All of the data below must be repeated exactly.

• **EXERCISE INPUTS**:
◇ ◇ ◇ ◇ ◇ ◇ ◇
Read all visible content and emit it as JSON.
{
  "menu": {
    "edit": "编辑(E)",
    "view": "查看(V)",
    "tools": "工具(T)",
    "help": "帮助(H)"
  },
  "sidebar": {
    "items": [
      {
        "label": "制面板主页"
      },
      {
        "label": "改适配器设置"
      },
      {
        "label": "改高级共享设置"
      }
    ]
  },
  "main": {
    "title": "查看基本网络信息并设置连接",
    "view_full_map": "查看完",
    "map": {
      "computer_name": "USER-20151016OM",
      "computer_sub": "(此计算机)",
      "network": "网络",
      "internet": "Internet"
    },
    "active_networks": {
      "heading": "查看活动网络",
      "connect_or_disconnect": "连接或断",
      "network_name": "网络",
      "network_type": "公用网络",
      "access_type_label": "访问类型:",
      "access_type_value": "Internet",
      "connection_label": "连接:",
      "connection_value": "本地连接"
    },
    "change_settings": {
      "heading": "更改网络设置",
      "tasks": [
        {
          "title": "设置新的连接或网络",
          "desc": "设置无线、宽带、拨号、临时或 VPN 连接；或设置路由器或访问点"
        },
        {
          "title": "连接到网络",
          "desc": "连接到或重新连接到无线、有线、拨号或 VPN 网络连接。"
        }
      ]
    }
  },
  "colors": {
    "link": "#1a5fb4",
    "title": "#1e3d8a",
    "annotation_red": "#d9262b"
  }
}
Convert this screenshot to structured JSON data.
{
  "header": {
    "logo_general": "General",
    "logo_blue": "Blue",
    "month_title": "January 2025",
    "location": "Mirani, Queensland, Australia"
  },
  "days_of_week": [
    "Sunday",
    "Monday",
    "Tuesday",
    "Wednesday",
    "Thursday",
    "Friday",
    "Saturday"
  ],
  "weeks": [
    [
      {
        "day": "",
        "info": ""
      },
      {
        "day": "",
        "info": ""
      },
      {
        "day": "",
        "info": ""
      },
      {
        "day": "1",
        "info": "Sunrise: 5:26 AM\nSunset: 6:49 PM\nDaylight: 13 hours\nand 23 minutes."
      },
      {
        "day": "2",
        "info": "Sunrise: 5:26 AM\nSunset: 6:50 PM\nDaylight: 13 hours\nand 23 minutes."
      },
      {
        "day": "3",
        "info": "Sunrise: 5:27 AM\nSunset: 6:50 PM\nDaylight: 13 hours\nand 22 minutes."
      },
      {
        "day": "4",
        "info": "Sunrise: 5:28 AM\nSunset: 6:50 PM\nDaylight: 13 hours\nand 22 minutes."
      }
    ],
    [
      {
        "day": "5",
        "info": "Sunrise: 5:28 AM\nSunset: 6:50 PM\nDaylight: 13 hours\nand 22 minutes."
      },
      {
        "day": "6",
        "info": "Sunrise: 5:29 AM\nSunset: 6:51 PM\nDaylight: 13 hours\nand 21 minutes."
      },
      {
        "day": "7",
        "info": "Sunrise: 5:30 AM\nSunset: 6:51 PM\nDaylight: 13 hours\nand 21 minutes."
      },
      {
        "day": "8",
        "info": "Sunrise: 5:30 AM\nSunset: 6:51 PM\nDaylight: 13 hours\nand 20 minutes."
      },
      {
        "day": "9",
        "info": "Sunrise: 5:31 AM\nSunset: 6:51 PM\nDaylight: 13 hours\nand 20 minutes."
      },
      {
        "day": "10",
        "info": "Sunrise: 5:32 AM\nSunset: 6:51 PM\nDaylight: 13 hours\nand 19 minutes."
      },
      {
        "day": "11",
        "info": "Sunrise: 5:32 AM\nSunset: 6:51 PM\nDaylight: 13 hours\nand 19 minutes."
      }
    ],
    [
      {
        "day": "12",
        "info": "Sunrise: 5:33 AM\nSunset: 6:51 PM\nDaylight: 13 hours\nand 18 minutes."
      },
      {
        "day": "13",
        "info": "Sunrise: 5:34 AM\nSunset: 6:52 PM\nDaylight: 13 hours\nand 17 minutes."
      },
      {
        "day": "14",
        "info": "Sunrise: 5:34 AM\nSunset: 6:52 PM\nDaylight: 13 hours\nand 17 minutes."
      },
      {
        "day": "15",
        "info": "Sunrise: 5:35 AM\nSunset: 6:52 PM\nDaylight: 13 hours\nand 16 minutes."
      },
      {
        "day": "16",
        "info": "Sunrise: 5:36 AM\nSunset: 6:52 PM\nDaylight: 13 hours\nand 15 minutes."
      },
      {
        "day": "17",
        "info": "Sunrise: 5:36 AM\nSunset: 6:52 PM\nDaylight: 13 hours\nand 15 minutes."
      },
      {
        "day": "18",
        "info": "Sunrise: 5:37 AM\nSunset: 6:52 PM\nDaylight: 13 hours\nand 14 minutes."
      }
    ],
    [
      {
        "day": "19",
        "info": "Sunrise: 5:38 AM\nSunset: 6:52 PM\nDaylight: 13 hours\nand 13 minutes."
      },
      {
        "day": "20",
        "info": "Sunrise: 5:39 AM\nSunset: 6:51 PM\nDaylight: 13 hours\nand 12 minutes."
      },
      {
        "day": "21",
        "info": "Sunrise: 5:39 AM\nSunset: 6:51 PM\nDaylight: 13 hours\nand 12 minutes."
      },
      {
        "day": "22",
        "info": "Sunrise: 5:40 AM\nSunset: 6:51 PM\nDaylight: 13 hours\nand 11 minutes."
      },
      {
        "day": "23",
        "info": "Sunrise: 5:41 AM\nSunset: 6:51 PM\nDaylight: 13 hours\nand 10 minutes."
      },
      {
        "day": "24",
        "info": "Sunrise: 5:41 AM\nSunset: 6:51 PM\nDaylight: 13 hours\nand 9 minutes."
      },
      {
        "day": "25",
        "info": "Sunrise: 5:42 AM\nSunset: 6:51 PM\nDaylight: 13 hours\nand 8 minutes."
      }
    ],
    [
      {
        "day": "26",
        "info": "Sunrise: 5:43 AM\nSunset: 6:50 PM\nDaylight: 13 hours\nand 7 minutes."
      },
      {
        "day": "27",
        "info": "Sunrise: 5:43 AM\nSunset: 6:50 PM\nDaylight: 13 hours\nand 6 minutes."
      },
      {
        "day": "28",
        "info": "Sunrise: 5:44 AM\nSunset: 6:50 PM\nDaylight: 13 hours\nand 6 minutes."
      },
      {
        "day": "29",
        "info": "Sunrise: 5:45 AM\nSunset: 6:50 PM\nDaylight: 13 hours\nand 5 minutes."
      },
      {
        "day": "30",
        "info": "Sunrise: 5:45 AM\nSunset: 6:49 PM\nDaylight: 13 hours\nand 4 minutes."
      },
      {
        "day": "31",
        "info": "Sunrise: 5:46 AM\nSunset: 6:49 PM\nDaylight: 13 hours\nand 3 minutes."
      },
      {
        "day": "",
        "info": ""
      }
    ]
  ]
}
◇ ◇ ◇ ◇ ◇ ◇ ◇
• **EXERCISE SOLUTION**:
Read all visible content and emit it as JSON.
{
  "menu": {
    "edit": "编辑(E)",
    "view": "查看(V)",
    "tools": "工具(T)",
    "help": "帮助(H)"
  },
  "sidebar": {
    "items": [
      {
        "label": "制面板主页"
      },
      {
        "label": "改适配器设置"
      },
      {
        "label": "改高级共享设置"
      }
    ]
  },
  "main": {
    "title": "查看基本网络信息并设置连接",
    "view_full_map": "查看完",
    "map": {
      "computer_name": "USER-20151016OM",
      "computer_sub": "(此计算机)",
      "network": "网络",
      "internet": "Internet"
    },
    "active_networks": {
      "heading": "查看活动网络",
      "connect_or_disconnect": "连接或断",
      "network_name": "网络",
      "network_type": "公用网络",
      "access_type_label": "访问类型:",
      "access_type_value": "Internet",
      "connection_label": "连接:",
      "connection_value": "本地连接"
    },
    "change_settings": {
      "heading": "更改网络设置",
      "tasks": [
        {
          "title": "设置新的连接或网络",
          "desc": "设置无线、宽带、拨号、临时或 VPN 连接；或设置路由器或访问点"
        },
        {
          "title": "连接到网络",
          "desc": "连接到或重新连接到无线、有线、拨号或 VPN 网络连接。"
        }
      ]
    }
  },
  "colors": {
    "link": "#1a5fb4",
    "title": "#1e3d8a",
    "annotation_red": "#d9262b"
  }
}
Convert this screenshot to structured JSON data.
{
  "header": {
    "logo_general": "General",
    "logo_blue": "Blue",
    "month_title": "January 2025",
    "location": "Mirani, Queensland, Australia"
  },
  "days_of_week": [
    "Sunday",
    "Monday",
    "Tuesday",
    "Wednesday",
    "Thursday",
    "Friday",
    "Saturday"
  ],
  "weeks": [
    [
      {
        "day": "",
        "info": ""
      },
      {
        "day": "",
        "info": ""
      },
      {
        "day": "",
        "info": ""
      },
      {
        "day": "1",
        "info": "Sunrise: 5:26 AM\nSunset: 6:49 PM\nDaylight: 13 hours\nand 23 minutes."
      },
      {
        "day": "2",
        "info": "Sunrise: 5:26 AM\nSunset: 6:50 PM\nDaylight: 13 hours\nand 23 minutes."
      },
      {
        "day": "3",
        "info": "Sunrise: 5:27 AM\nSunset: 6:50 PM\nDaylight: 13 hours\nand 22 minutes."
      },
      {
        "day": "4",
        "info": "Sunrise: 5:28 AM\nSunset: 6:50 PM\nDaylight: 13 hours\nand 22 minutes."
      }
    ],
    [
      {
        "day": "5",
        "info": "Sunrise: 5:28 AM\nSunset: 6:50 PM\nDaylight: 13 hours\nand 22 minutes."
      },
      {
        "day": "6",
        "info": "Sunrise: 5:29 AM\nSunset: 6:51 PM\nDaylight: 13 hours\nand 21 minutes."
      },
      {
        "day": "7",
        "info": "Sunrise: 5:30 AM\nSunset: 6:51 PM\nDaylight: 13 hours\nand 21 minutes."
      },
      {
        "day": "8",
        "info": "Sunrise: 5:30 AM\nSunset: 6:51 PM\nDaylight: 13 hours\nand 20 minutes."
      },
      {
        "day": "9",
        "info": "Sunrise: 5:31 AM\nSunset: 6:51 PM\nDaylight: 13 hours\nand 20 minutes."
      },
      {
        "day": "10",
        "info": "Sunrise: 5:32 AM\nSunset: 6:51 PM\nDaylight: 13 hours\nand 19 minutes."
      },
      {
        "day": "11",
        "info": "Sunrise: 5:32 AM\nSunset: 6:51 PM\nDaylight: 13 hours\nand 19 minutes."
      }
    ],
    [
      {
        "day": "12",
        "info": "Sunrise: 5:33 AM\nSunset: 6:51 PM\nDaylight: 13 hours\nand 18 minutes."
      },
      {
        "day": "13",
        "info": "Sunrise: 5:34 AM\nSunset: 6:52 PM\nDaylight: 13 hours\nand 17 minutes."
      },
      {
        "day": "14",
        "info": "Sunrise: 5:34 AM\nSunset: 6:52 PM\nDaylight: 13 hours\nand 17 minutes."
      },
      {
        "day": "15",
        "info": "Sunrise: 5:35 AM\nSunset: 6:52 PM\nDaylight: 13 hours\nand 16 minutes."
      },
      {
        "day": "16",
        "info": "Sunrise: 5:36 AM\nSunset: 6:52 PM\nDaylight: 13 hours\nand 15 minutes."
      },
      {
        "day": "17",
        "info": "Sunrise: 5:36 AM\nSunset: 6:52 PM\nDaylight: 13 hours\nand 15 minutes."
      },
      {
        "day": "18",
        "info": "Sunrise: 5:37 AM\nSunset: 6:52 PM\nDaylight: 13 hours\nand 14 minutes."
      }
    ],
    [
      {
        "day": "19",
        "info": "Sunrise: 5:38 AM\nSunset: 6:52 PM\nDaylight: 13 hours\nand 13 minutes."
      },
      {
        "day": "20",
        "info": "Sunrise: 5:39 AM\nSunset: 6:51 PM\nDaylight: 13 hours\nand 12 minutes."
      },
      {
        "day": "21",
        "info": "Sunrise: 5:39 AM\nSunset: 6:51 PM\nDaylight: 13 hours\nand 12 minutes."
      },
      {
        "day": "22",
        "info": "Sunrise: 5:40 AM\nSunset: 6:51 PM\nDaylight: 13 hours\nand 11 minutes."
      },
      {
        "day": "23",
        "info": "Sunrise: 5:41 AM\nSunset: 6:51 PM\nDaylight: 13 hours\nand 10 minutes."
      },
      {
        "day": "24",
        "info": "Sunrise: 5:41 AM\nSunset: 6:51 PM\nDaylight: 13 hours\nand 9 minutes."
      },
      {
        "day": "25",
        "info": "Sunrise: 5:42 AM\nSunset: 6:51 PM\nDaylight: 13 hours\nand 8 minutes."
      }
    ],
    [
      {
        "day": "26",
        "info": "Sunrise: 5:43 AM\nSunset: 6:50 PM\nDaylight: 13 hours\nand 7 minutes."
      },
      {
        "day": "27",
        "info": "Sunrise: 5:43 AM\nSunset: 6:50 PM\nDaylight: 13 hours\nand 6 minutes."
      },
      {
        "day": "28",
        "info": "Sunrise: 5:44 AM\nSunset: 6:50 PM\nDaylight: 13 hours\nand 6 minutes."
      },
      {
        "day": "29",
        "info": "Sunrise: 5:45 AM\nSunset: 6:50 PM\nDaylight: 13 hours\nand 5 minutes."
      },
      {
        "day": "30",
        "info": "Sunrise: 5:45 AM\nSunset: 6:49 PM\nDaylight: 13 hours\nand 4 minutes."
      },
      {
        "day": "31",
        "info": "Sunrise: 5:46 AM\nSunset: 6:49 PM\nDaylight: 13 hours\nand 3 minutes."
      },
      {
        "day": "",
        "info": ""
      }
    ]
  ]
}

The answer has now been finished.